** start of Excerpt provided **
Dixon to file First Amendment, discrimination suits

Written by John Krudy | | jkrudy@toledofreepress.com

Crystal Dixon will file First Amendment and discrimination

lawsuits against UT after being fired for the views she

expressed in an online column for Toledo Free Press April 18.

“Supreme Court decisions remind us that the fact you are a

public employee doesn’t mean you give up your First Amendment rights,” said

Floyd Weatherspoon, a professor at Capital University Law School, in Columbus.

“The majority of her column is about her personal views, but she does mention

the university. The courts will have to decide if that converts the opinion to

her speaking in an official capacity.”

Dixon, who had been employed with the university since 2002, was fired May 8 by UT President Dr. Lloyd Jacobs. The

university offered her a what she described as a demotion, which she did not

accept.

Dixon said at her press conference May 14 that she had “hired

and recommended for hiring both homosexuals and heterosexuals.”

“At my pre-disciplinary meeting May 5, President Jacobs did

not display a single policy or procedure I had violated,” she said.

At her press conference May 14, Dixon and her local legal counsel,

Tom Sobecki, stressed that the main thrusts of her case would be the violation

of her First Amendment right to free speech, religious discrimination and

racial discrimination.

“Her speech was protected by the First Amendment,” said

Sobecki, a Toledo attorney specializing in employment law and civil rights.

“She wrote in her private capacity, which every citizen has the right to do.”
** end of Excerpt provided **
** start of Given information **
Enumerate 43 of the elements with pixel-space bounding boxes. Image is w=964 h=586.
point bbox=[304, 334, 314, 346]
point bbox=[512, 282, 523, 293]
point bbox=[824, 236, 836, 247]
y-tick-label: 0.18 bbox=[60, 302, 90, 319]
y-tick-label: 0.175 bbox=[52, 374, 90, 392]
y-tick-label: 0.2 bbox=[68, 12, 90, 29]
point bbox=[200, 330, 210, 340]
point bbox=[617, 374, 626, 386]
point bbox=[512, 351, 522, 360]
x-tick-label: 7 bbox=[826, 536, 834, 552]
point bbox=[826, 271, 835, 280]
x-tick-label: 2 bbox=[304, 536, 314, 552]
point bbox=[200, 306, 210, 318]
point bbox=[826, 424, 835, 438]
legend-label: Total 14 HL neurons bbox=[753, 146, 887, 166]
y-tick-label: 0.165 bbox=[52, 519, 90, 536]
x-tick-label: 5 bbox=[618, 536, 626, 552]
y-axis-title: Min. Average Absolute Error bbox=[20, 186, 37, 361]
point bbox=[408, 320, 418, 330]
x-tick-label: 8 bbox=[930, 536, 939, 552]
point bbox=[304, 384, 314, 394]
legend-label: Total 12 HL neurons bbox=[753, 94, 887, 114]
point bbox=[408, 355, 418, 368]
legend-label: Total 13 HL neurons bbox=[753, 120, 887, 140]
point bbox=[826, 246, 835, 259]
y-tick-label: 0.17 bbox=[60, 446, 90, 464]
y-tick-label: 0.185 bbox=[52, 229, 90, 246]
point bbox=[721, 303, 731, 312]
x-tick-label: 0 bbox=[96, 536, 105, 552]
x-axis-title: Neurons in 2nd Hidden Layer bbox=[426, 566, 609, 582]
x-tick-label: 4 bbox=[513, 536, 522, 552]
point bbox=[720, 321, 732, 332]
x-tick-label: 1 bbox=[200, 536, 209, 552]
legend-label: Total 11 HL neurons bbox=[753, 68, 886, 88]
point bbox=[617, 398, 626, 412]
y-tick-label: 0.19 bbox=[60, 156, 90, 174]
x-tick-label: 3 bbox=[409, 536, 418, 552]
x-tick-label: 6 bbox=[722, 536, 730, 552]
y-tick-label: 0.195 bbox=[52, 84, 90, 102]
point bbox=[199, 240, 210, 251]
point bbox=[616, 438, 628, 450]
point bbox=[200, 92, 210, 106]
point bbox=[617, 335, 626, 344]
** end of Given information **
* What you need to do *
1. According to the article on Crystal Dixon's planned lawsuits, who fired Dixon, and on what date?
2. Resume the article on Crystal Dixon's planned lawsuits, picking up right after its final sentence.

* Set of answers *
1. UT President Dr. Lloyd Jacobs fired her on May 8.

2.
Dixon said she has retained the services of the Thomas More

Law Center (TMLC), which she described as “extremely aggressive when it comes

to First Amendment rights.”

Brian Rooney, a spokesman for TMLC, said Dixon’s speech was

“clearly” protected, according to Supreme Court precedent. He cited Garcetti v. Cebalos, a case the Court

decided in 2006. While Garcetti does

not protect free speech by public employees pursuant to their jobs, Rooney said

Dixon’s situation is different.

Garcetti holds

that a public employee can speak as a private citizen,” said Rooney.

Dixon also said she will file religious and racial

discrimination suits.

“We have the privilege of expressing views about our faith

in public,” Dixon said. She said Vice Provost Carol Bresnahan was never

sanctioned for her December 2007 column in The Blade, in which

Bresnahan criticized the “religious bigotry” of those who opposed Toledo’s

domestic partner law.

“It is not lost on me that [Bresnahan is a] white female and

that I, a black female who happens to be a Christian, am being treated

completely differently,” said Dixon in a letter she gave Jacobs at her

pre-disciplinary hearing.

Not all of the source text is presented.